You can include both haploid and diploid data in the same analyses using the argument popScaling
in the GridSearch
function.
Assignment file
The assignment file (cladeAssignments.txt) specifies which individuals belong to which populations/species/groups. This file is a table that must consist of two columns:
- The first column lists the individuals in the dataset, whose names must match those at the tips of the trees. Note that not all the individuals listed in the table must exist on every tree (i.e., missing data/unique tip names for each tree are fine).
- The second column should provide the population or species name to which each individual is assigned (e.g., “A”, “B”, “C”, “D”).
## Example of an input assignment file.
# The first column lists individuals
# The second column lists populations.
# This example does not include an outgroup.
Indv PopLabel
ind1 A
ind2 A
ind3 A
ind4 B
ind5 B
ind6 B
ind7 C
ind8 C
ind9 C
ind10 D
ind11 D
ind12 D
If there is an outgroup taxon, it MUST be listed as the last population in the table and the first letter in the population name should also come last alphanumerically (e.g., "Z.outgroup"
).
## Example of input assignment file with an outgroup (all listed in the last line).
# The first column lists individuals
# The second column lists populations.
Indv PopLabel
ind1 A
ind2 A
ind3 A
ind4 B
ind5 B
ind6 B
ind7 C
ind8 C
ind9 C
ind10 D
ind11 D
ind12 D
ind13 Z.outgroup
Note:
PHRAPL
assigns population indexes (i.e., 1, 2, 3, etc.) to taxa/populations alphanumerically, such that population 1 corresponds to the population name in your assignment table that comes first in the alphabet, and so forth. This is important to remember when interpreting parameter nomenclature in the output.A header row of some sort must also be included.

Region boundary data

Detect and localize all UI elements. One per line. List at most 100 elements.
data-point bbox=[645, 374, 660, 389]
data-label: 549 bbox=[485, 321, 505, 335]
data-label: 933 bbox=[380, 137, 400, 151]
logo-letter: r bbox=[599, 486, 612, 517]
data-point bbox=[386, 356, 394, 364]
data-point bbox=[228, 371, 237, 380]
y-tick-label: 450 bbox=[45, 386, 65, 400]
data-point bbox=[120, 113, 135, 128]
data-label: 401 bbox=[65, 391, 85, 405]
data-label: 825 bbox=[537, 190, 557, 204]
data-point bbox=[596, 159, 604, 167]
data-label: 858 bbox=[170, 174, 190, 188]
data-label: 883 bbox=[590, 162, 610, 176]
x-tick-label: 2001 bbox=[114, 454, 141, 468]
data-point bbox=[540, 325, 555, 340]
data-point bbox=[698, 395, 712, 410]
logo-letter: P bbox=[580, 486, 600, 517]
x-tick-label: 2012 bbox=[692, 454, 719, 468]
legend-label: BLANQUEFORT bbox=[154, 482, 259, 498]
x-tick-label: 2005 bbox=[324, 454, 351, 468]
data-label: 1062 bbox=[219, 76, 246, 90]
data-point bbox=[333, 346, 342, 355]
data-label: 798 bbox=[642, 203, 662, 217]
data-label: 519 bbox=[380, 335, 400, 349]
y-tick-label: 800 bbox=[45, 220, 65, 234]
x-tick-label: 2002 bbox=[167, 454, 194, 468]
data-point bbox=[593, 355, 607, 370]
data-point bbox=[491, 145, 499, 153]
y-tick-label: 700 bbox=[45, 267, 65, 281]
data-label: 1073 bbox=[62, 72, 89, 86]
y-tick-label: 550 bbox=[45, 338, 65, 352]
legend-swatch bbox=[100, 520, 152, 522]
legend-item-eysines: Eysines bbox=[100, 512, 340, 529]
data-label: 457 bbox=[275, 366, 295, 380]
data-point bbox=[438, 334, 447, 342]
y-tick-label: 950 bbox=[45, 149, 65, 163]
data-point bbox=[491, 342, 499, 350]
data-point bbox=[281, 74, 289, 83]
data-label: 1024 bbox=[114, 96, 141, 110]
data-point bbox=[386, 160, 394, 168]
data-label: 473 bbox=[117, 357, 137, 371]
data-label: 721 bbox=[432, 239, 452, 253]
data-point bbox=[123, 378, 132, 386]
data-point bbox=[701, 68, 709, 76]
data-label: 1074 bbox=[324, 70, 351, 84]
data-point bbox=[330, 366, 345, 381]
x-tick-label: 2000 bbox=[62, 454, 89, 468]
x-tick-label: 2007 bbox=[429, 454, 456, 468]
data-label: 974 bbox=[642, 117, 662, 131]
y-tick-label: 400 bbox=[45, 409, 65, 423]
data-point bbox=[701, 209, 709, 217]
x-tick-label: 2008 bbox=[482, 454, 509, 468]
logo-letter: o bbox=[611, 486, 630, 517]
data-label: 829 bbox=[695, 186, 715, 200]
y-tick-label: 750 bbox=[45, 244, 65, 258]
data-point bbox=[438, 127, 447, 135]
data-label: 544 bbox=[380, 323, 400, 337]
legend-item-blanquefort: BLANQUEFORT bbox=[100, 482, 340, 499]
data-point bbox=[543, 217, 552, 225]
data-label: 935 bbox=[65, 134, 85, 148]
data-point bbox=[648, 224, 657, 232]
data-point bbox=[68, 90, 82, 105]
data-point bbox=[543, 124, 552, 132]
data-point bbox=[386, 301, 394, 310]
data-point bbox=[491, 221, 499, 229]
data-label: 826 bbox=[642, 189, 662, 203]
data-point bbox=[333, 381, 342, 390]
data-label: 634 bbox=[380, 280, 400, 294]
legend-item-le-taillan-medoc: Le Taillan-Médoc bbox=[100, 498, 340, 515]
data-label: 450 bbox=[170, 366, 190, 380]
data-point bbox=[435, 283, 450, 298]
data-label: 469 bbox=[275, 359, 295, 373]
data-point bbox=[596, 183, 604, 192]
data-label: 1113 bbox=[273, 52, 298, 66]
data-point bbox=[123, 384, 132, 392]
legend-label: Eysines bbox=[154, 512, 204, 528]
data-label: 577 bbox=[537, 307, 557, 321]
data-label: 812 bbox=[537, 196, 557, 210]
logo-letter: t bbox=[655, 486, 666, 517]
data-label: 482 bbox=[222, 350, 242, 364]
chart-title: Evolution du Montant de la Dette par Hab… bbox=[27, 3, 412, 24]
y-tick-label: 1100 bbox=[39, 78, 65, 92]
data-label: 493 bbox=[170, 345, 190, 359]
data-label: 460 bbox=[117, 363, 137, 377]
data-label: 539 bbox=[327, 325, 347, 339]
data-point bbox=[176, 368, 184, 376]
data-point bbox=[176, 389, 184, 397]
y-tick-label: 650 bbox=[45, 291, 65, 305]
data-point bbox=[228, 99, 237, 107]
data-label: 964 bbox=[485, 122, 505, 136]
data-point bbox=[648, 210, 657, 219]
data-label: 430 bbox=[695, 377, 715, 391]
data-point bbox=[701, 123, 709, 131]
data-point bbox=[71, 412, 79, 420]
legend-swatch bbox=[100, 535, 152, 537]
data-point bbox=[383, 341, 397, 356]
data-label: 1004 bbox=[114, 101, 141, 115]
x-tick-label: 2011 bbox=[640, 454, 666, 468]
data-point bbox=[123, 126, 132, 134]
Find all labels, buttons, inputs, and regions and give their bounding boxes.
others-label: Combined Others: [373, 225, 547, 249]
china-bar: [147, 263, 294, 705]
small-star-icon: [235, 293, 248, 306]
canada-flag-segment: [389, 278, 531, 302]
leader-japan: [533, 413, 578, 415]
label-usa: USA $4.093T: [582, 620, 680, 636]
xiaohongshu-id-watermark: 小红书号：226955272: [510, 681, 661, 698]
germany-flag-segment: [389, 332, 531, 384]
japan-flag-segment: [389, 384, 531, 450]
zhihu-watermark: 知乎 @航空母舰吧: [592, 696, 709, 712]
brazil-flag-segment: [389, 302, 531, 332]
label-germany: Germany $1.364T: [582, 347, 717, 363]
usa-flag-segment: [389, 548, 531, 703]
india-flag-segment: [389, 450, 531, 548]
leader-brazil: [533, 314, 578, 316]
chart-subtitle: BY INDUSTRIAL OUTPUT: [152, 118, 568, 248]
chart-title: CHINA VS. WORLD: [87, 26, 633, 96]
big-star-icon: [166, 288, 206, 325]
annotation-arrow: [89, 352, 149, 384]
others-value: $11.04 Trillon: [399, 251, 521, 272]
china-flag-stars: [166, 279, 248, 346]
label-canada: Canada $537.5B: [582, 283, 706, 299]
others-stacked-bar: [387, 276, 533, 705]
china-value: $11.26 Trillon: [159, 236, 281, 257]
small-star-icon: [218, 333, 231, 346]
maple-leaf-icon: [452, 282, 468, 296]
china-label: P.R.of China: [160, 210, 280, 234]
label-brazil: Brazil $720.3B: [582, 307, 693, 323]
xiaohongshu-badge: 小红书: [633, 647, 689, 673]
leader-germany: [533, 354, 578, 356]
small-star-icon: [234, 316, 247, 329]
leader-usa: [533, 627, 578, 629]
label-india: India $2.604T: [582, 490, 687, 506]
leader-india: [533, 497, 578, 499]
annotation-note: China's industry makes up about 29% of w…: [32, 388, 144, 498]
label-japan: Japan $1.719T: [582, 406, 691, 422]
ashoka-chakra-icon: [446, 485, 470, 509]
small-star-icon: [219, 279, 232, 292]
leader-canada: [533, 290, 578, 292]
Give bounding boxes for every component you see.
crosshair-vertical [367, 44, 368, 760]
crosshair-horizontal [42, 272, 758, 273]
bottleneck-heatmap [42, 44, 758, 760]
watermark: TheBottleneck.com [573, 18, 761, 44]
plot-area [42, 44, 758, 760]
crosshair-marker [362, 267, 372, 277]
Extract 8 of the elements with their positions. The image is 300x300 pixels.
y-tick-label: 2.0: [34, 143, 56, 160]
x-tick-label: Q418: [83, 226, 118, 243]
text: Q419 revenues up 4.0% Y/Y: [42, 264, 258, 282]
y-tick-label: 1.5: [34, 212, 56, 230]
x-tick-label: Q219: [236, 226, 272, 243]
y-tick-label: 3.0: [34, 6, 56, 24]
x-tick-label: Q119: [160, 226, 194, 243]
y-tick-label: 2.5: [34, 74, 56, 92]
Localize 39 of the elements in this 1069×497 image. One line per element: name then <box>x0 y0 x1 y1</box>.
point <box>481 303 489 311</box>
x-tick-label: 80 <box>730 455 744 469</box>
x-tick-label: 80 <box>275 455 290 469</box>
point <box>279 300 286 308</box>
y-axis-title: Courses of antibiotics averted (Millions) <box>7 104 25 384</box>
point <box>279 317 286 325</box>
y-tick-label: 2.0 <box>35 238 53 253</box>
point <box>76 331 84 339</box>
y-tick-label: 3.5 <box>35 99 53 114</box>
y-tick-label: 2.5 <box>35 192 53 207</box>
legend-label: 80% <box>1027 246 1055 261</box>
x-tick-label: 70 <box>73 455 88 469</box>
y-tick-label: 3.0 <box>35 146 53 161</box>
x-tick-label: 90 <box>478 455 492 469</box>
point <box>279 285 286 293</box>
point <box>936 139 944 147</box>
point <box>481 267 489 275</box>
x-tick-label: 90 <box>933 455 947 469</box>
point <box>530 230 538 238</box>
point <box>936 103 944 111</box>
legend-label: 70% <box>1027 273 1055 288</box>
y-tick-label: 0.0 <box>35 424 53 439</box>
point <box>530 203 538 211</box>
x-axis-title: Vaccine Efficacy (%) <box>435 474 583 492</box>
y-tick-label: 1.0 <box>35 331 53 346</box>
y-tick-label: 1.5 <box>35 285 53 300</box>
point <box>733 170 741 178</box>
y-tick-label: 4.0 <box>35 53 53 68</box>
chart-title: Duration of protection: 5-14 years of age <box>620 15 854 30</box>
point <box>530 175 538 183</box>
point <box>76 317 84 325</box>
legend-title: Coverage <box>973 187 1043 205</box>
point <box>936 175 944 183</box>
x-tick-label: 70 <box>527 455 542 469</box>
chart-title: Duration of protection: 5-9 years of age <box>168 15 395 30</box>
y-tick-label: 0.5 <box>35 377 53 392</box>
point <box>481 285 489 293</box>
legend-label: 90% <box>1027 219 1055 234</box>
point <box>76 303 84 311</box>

#### Requests
**1)** List the population names given in the PHRAPL assignment file text's example that includes an outgroup.
**2)** Using the PHRAPL assignment file text, mark each statement yes or no and quote the words that decide it.
(a) The assignment file is a table with two columns.
(b) Every individual in the table has to appear on every tree.
(c) An outgroup may be placed anywhere in the table.
**3)** In the PHRAPL assignment file text, which argument of the GridSearch function allows haploid and diploid data in the same analyses?

#### Expected answers
**1)** A, B, C, D, Z.outgroup

**2)**
(a) Yes: "This file is a table that must consist of two columns"
(b) No: "Note that not all the individuals listed in the table must exist on every tree"
(c) No: "it MUST be listed as the last population in the table"

**3)** popScaling